--- Problem details ---
Rewrite the records with "x-tick-label" changed to "x-axis-tick" everywhere it occurs, leaving everything else unchanged.

--- Records for the task ---
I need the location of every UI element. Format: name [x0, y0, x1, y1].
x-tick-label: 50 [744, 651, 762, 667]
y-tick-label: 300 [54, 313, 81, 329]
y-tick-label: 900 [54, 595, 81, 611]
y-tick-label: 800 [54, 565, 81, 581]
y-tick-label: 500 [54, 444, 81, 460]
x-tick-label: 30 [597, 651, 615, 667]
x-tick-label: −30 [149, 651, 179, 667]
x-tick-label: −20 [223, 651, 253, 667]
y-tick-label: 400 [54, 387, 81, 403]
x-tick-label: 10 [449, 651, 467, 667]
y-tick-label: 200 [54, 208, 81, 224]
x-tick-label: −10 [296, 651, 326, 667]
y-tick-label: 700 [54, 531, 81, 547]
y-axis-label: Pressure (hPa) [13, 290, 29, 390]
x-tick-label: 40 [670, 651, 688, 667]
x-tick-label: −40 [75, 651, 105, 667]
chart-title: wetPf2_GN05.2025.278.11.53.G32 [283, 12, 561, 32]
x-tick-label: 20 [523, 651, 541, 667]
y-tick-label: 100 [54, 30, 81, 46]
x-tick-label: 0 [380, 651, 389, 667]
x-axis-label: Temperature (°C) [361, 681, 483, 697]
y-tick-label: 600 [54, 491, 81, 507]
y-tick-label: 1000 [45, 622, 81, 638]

--- Task solution ---
I need the location of every UI element. Format: name [x0, y0, x1, y1].
x-axis-tick: 50 [744, 651, 762, 667]
y-tick-label: 300 [54, 313, 81, 329]
y-tick-label: 900 [54, 595, 81, 611]
y-tick-label: 800 [54, 565, 81, 581]
y-tick-label: 500 [54, 444, 81, 460]
x-axis-tick: 30 [597, 651, 615, 667]
x-axis-tick: −30 [149, 651, 179, 667]
x-axis-tick: −20 [223, 651, 253, 667]
y-tick-label: 400 [54, 387, 81, 403]
x-axis-tick: 10 [449, 651, 467, 667]
y-tick-label: 200 [54, 208, 81, 224]
x-axis-tick: −10 [296, 651, 326, 667]
y-tick-label: 700 [54, 531, 81, 547]
y-axis-label: Pressure (hPa) [13, 290, 29, 390]
x-axis-tick: 40 [670, 651, 688, 667]
x-axis-tick: −40 [75, 651, 105, 667]
chart-title: wetPf2_GN05.2025.278.11.53.G32 [283, 12, 561, 32]
x-axis-tick: 20 [523, 651, 541, 667]
y-tick-label: 100 [54, 30, 81, 46]
x-axis-tick: 0 [380, 651, 389, 667]
x-axis-label: Temperature (°C) [361, 681, 483, 697]
y-tick-label: 600 [54, 491, 81, 507]
y-tick-label: 1000 [45, 622, 81, 638]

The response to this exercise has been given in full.